— BEGIN ROWS —

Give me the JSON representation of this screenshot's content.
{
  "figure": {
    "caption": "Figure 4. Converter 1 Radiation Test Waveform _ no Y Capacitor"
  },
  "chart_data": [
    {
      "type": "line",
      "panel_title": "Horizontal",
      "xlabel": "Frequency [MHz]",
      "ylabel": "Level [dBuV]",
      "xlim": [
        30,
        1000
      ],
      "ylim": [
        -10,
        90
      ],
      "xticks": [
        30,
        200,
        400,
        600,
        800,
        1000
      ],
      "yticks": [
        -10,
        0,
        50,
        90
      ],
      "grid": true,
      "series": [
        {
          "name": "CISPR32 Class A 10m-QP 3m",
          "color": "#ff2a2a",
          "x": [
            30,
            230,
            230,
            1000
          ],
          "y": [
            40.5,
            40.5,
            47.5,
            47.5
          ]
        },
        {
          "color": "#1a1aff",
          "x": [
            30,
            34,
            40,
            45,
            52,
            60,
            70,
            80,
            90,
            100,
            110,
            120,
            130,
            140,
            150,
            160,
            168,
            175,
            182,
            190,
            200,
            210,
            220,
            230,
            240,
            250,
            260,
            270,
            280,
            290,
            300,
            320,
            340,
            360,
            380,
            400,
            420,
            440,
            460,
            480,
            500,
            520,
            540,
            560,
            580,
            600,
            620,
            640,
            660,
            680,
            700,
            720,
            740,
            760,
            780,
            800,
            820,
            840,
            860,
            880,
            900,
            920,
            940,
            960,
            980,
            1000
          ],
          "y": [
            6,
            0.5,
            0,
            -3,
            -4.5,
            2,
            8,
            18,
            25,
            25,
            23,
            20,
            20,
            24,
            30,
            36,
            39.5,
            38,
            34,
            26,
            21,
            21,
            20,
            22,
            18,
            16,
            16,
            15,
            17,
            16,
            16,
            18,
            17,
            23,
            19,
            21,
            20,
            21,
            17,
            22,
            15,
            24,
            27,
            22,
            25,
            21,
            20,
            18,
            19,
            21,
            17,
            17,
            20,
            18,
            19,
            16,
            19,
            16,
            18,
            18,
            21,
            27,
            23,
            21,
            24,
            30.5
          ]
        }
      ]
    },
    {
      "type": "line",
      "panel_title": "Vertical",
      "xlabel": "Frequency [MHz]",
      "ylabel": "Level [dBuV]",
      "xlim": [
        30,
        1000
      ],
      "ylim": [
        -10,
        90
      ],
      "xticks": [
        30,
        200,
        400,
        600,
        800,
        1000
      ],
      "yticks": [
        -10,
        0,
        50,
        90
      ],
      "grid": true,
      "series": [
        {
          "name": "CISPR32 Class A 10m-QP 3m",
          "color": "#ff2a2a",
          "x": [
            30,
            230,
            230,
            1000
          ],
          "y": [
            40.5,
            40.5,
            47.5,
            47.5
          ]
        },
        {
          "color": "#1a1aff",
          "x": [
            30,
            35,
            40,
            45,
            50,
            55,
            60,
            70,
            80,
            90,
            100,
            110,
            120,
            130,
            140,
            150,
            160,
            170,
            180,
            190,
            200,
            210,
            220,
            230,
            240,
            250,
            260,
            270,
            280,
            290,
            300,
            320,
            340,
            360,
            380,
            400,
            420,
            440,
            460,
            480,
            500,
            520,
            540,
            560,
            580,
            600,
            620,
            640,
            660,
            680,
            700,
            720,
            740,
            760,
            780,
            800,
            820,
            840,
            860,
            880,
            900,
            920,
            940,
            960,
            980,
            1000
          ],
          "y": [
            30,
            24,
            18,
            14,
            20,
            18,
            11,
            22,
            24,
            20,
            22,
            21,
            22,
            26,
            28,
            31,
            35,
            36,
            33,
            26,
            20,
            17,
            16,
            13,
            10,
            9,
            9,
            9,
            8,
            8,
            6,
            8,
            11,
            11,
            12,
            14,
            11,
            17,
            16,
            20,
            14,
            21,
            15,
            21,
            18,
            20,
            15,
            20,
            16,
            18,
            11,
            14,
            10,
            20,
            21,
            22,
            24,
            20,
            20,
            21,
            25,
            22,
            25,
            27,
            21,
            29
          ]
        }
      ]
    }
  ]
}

— END ROWS —

Print all of the entries again, exactly as written.

Give me the JSON representation of this screenshot's content.
{
  "figure": {
    "caption": "Figure 4. Converter 1 Radiation Test Waveform _ no Y Capacitor"
  },
  "chart_data": [
    {
      "type": "line",
      "panel_title": "Horizontal",
      "xlabel": "Frequency [MHz]",
      "ylabel": "Level [dBuV]",
      "xlim": [
        30,
        1000
      ],
      "ylim": [
        -10,
        90
      ],
      "xticks": [
        30,
        200,
        400,
        600,
        800,
        1000
      ],
      "yticks": [
        -10,
        0,
        50,
        90
      ],
      "grid": true,
      "series": [
        {
          "name": "CISPR32 Class A 10m-QP 3m",
          "color": "#ff2a2a",
          "x": [
            30,
            230,
            230,
            1000
          ],
          "y": [
            40.5,
            40.5,
            47.5,
            47.5
          ]
        },
        {
          "color": "#1a1aff",
          "x": [
            30,
            34,
            40,
            45,
            52,
            60,
            70,
            80,
            90,
            100,
            110,
            120,
            130,
            140,
            150,
            160,
            168,
            175,
            182,
            190,
            200,
            210,
            220,
            230,
            240,
            250,
            260,
            270,
            280,
            290,
            300,
            320,
            340,
            360,
            380,
            400,
            420,
            440,
            460,
            480,
            500,
            520,
            540,
            560,
            580,
            600,
            620,
            640,
            660,
            680,
            700,
            720,
            740,
            760,
            780,
            800,
            820,
            840,
            860,
            880,
            900,
            920,
            940,
            960,
            980,
            1000
          ],
          "y": [
            6,
            0.5,
            0,
            -3,
            -4.5,
            2,
            8,
            18,
            25,
            25,
            23,
            20,
            20,
            24,
            30,
            36,
            39.5,
            38,
            34,
            26,
            21,
            21,
            20,
            22,
            18,
            16,
            16,
            15,
            17,
            16,
            16,
            18,
            17,
            23,
            19,
            21,
            20,
            21,
            17,
            22,
            15,
            24,
            27,
            22,
            25,
            21,
            20,
            18,
            19,
            21,
            17,
            17,
            20,
            18,
            19,
            16,
            19,
            16,
            18,
            18,
            21,
            27,
            23,
            21,
            24,
            30.5
          ]
        }
      ]
    },
    {
      "type": "line",
      "panel_title": "Vertical",
      "xlabel": "Frequency [MHz]",
      "ylabel": "Level [dBuV]",
      "xlim": [
        30,
        1000
      ],
      "ylim": [
        -10,
        90
      ],
      "xticks": [
        30,
        200,
        400,
        600,
        800,
        1000
      ],
      "yticks": [
        -10,
        0,
        50,
        90
      ],
      "grid": true,
      "series": [
        {
          "name": "CISPR32 Class A 10m-QP 3m",
          "color": "#ff2a2a",
          "x": [
            30,
            230,
            230,
            1000
          ],
          "y": [
            40.5,
            40.5,
            47.5,
            47.5
          ]
        },
        {
          "color": "#1a1aff",
          "x": [
            30,
            35,
            40,
            45,
            50,
            55,
            60,
            70,
            80,
            90,
            100,
            110,
            120,
            130,
            140,
            150,
            160,
            170,
            180,
            190,
            200,
            210,
            220,
            230,
            240,
            250,
            260,
            270,
            280,
            290,
            300,
            320,
            340,
            360,
            380,
            400,
            420,
            440,
            460,
            480,
            500,
            520,
            540,
            560,
            580,
            600,
            620,
            640,
            660,
            680,
            700,
            720,
            740,
            760,
            780,
            800,
            820,
            840,
            860,
            880,
            900,
            920,
            940,
            960,
            980,
            1000
          ],
          "y": [
            30,
            24,
            18,
            14,
            20,
            18,
            11,
            22,
            24,
            20,
            22,
            21,
            22,
            26,
            28,
            31,
            35,
            36,
            33,
            26,
            20,
            17,
            16,
            13,
            10,
            9,
            9,
            9,
            8,
            8,
            6,
            8,
            11,
            11,
            12,
            14,
            11,
            17,
            16,
            20,
            14,
            21,
            15,
            21,
            18,
            20,
            15,
            20,
            16,
            18,
            11,
            14,
            10,
            20,
            21,
            22,
            24,
            20,
            20,
            21,
            25,
            22,
            25,
            27,
            21,
            29
          ]
        }
      ]
    }
  ]
}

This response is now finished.